[Materials provided]

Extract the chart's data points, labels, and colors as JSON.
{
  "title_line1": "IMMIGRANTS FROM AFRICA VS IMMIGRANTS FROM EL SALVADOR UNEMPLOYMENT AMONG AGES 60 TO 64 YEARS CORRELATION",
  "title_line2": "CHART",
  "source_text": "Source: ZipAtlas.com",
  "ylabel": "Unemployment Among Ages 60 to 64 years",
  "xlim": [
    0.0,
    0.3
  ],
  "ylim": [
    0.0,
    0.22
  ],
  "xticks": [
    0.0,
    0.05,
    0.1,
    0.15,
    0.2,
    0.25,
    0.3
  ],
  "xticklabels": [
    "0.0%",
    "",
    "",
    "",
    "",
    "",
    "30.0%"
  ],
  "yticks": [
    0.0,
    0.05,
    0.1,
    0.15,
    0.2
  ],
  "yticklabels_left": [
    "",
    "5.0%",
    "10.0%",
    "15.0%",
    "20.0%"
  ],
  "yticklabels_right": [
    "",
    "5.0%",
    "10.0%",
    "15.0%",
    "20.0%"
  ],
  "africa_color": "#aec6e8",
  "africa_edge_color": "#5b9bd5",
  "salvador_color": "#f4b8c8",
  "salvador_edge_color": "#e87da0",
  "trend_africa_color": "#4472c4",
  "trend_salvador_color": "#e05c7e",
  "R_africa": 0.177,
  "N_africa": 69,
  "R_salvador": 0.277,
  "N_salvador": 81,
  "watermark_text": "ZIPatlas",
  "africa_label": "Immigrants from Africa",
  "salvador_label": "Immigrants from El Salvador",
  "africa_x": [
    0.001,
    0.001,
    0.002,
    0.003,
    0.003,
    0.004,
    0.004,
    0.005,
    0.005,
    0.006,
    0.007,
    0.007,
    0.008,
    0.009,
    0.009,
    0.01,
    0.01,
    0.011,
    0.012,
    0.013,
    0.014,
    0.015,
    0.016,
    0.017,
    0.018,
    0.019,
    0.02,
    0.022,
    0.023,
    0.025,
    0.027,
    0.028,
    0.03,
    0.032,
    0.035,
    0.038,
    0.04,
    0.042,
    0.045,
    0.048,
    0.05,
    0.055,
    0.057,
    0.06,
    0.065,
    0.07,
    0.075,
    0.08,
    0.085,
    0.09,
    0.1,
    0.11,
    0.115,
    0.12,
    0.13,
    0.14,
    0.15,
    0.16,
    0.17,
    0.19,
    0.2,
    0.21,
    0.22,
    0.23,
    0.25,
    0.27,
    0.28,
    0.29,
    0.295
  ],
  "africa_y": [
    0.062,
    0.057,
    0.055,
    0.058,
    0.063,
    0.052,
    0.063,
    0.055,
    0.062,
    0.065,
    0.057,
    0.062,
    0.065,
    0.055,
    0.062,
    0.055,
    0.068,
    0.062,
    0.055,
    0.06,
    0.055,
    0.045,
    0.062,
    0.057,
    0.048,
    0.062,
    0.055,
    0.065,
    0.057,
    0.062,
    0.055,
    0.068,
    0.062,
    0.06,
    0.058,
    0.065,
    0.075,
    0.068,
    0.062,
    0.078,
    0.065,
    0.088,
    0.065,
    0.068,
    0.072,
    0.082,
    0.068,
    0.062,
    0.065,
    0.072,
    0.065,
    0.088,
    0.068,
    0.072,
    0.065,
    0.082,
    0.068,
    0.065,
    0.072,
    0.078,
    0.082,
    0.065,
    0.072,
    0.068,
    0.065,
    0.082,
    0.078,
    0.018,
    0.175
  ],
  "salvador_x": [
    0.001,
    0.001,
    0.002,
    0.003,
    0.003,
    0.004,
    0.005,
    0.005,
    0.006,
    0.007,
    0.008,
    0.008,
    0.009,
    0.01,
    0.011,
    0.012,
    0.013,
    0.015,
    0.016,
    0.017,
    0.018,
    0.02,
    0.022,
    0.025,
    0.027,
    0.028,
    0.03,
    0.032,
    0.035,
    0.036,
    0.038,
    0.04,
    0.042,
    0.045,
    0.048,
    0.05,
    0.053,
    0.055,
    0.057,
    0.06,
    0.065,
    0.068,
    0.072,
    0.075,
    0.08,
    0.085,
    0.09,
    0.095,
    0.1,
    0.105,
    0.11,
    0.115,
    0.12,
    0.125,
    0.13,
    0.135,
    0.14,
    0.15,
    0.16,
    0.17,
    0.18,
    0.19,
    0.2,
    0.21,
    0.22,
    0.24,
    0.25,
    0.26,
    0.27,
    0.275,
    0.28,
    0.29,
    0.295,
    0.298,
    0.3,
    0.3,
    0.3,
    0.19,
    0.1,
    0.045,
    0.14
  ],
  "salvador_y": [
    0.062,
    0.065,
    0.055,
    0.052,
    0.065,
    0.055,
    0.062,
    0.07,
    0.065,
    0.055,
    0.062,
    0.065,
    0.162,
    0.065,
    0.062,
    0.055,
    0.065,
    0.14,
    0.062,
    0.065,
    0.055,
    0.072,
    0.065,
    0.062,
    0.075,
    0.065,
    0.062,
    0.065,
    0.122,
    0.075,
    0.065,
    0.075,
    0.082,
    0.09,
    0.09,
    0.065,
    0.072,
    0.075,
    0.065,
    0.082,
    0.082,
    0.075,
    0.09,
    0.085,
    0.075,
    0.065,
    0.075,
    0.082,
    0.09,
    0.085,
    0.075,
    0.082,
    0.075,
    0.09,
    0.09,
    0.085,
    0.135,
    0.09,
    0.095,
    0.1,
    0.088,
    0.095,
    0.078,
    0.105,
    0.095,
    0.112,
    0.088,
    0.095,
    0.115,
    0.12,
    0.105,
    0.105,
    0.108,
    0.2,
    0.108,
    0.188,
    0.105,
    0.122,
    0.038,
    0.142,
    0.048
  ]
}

[Directive] Write out the records shown above, exactly as they appear.

[Exercise result]
Extract the chart's data points, labels, and colors as JSON.
{
  "title_line1": "IMMIGRANTS FROM AFRICA VS IMMIGRANTS FROM EL SALVADOR UNEMPLOYMENT AMONG AGES 60 TO 64 YEARS CORRELATION",
  "title_line2": "CHART",
  "source_text": "Source: ZipAtlas.com",
  "ylabel": "Unemployment Among Ages 60 to 64 years",
  "xlim": [
    0.0,
    0.3
  ],
  "ylim": [
    0.0,
    0.22
  ],
  "xticks": [
    0.0,
    0.05,
    0.1,
    0.15,
    0.2,
    0.25,
    0.3
  ],
  "xticklabels": [
    "0.0%",
    "",
    "",
    "",
    "",
    "",
    "30.0%"
  ],
  "yticks": [
    0.0,
    0.05,
    0.1,
    0.15,
    0.2
  ],
  "yticklabels_left": [
    "",
    "5.0%",
    "10.0%",
    "15.0%",
    "20.0%"
  ],
  "yticklabels_right": [
    "",
    "5.0%",
    "10.0%",
    "15.0%",
    "20.0%"
  ],
  "africa_color": "#aec6e8",
  "africa_edge_color": "#5b9bd5",
  "salvador_color": "#f4b8c8",
  "salvador_edge_color": "#e87da0",
  "trend_africa_color": "#4472c4",
  "trend_salvador_color": "#e05c7e",
  "R_africa": 0.177,
  "N_africa": 69,
  "R_salvador": 0.277,
  "N_salvador": 81,
  "watermark_text": "ZIPatlas",
  "africa_label": "Immigrants from Africa",
  "salvador_label": "Immigrants from El Salvador",
  "africa_x": [
    0.001,
    0.001,
    0.002,
    0.003,
    0.003,
    0.004,
    0.004,
    0.005,
    0.005,
    0.006,
    0.007,
    0.007,
    0.008,
    0.009,
    0.009,
    0.01,
    0.01,
    0.011,
    0.012,
    0.013,
    0.014,
    0.015,
    0.016,
    0.017,
    0.018,
    0.019,
    0.02,
    0.022,
    0.023,
    0.025,
    0.027,
    0.028,
    0.03,
    0.032,
    0.035,
    0.038,
    0.04,
    0.042,
    0.045,
    0.048,
    0.05,
    0.055,
    0.057,
    0.06,
    0.065,
    0.07,
    0.075,
    0.08,
    0.085,
    0.09,
    0.1,
    0.11,
    0.115,
    0.12,
    0.13,
    0.14,
    0.15,
    0.16,
    0.17,
    0.19,
    0.2,
    0.21,
    0.22,
    0.23,
    0.25,
    0.27,
    0.28,
    0.29,
    0.295
  ],
  "africa_y": [
    0.062,
    0.057,
    0.055,
    0.058,
    0.063,
    0.052,
    0.063,
    0.055,
    0.062,
    0.065,
    0.057,
    0.062,
    0.065,
    0.055,
    0.062,
    0.055,
    0.068,
    0.062,
    0.055,
    0.06,
    0.055,
    0.045,
    0.062,
    0.057,
    0.048,
    0.062,
    0.055,
    0.065,
    0.057,
    0.062,
    0.055,
    0.068,
    0.062,
    0.06,
    0.058,
    0.065,
    0.075,
    0.068,
    0.062,
    0.078,
    0.065,
    0.088,
    0.065,
    0.068,
    0.072,
    0.082,
    0.068,
    0.062,
    0.065,
    0.072,
    0.065,
    0.088,
    0.068,
    0.072,
    0.065,
    0.082,
    0.068,
    0.065,
    0.072,
    0.078,
    0.082,
    0.065,
    0.072,
    0.068,
    0.065,
    0.082,
    0.078,
    0.018,
    0.175
  ],
  "salvador_x": [
    0.001,
    0.001,
    0.002,
    0.003,
    0.003,
    0.004,
    0.005,
    0.005,
    0.006,
    0.007,
    0.008,
    0.008,
    0.009,
    0.01,
    0.011,
    0.012,
    0.013,
    0.015,
    0.016,
    0.017,
    0.018,
    0.02,
    0.022,
    0.025,
    0.027,
    0.028,
    0.03,
    0.032,
    0.035,
    0.036,
    0.038,
    0.04,
    0.042,
    0.045,
    0.048,
    0.05,
    0.053,
    0.055,
    0.057,
    0.06,
    0.065,
    0.068,
    0.072,
    0.075,
    0.08,
    0.085,
    0.09,
    0.095,
    0.1,
    0.105,
    0.11,
    0.115,
    0.12,
    0.125,
    0.13,
    0.135,
    0.14,
    0.15,
    0.16,
    0.17,
    0.18,
    0.19,
    0.2,
    0.21,
    0.22,
    0.24,
    0.25,
    0.26,
    0.27,
    0.275,
    0.28,
    0.29,
    0.295,
    0.298,
    0.3,
    0.3,
    0.3,
    0.19,
    0.1,
    0.045,
    0.14
  ],
  "salvador_y": [
    0.062,
    0.065,
    0.055,
    0.052,
    0.065,
    0.055,
    0.062,
    0.07,
    0.065,
    0.055,
    0.062,
    0.065,
    0.162,
    0.065,
    0.062,
    0.055,
    0.065,
    0.14,
    0.062,
    0.065,
    0.055,
    0.072,
    0.065,
    0.062,
    0.075,
    0.065,
    0.062,
    0.065,
    0.122,
    0.075,
    0.065,
    0.075,
    0.082,
    0.09,
    0.09,
    0.065,
    0.072,
    0.075,
    0.065,
    0.082,
    0.082,
    0.075,
    0.09,
    0.085,
    0.075,
    0.065,
    0.075,
    0.082,
    0.09,
    0.085,
    0.075,
    0.082,
    0.075,
    0.09,
    0.09,
    0.085,
    0.135,
    0.09,
    0.095,
    0.1,
    0.088,
    0.095,
    0.078,
    0.105,
    0.095,
    0.112,
    0.088,
    0.095,
    0.115,
    0.12,
    0.105,
    0.105,
    0.108,
    0.2,
    0.108,
    0.188,
    0.105,
    0.122,
    0.038,
    0.142,
    0.048
  ]
}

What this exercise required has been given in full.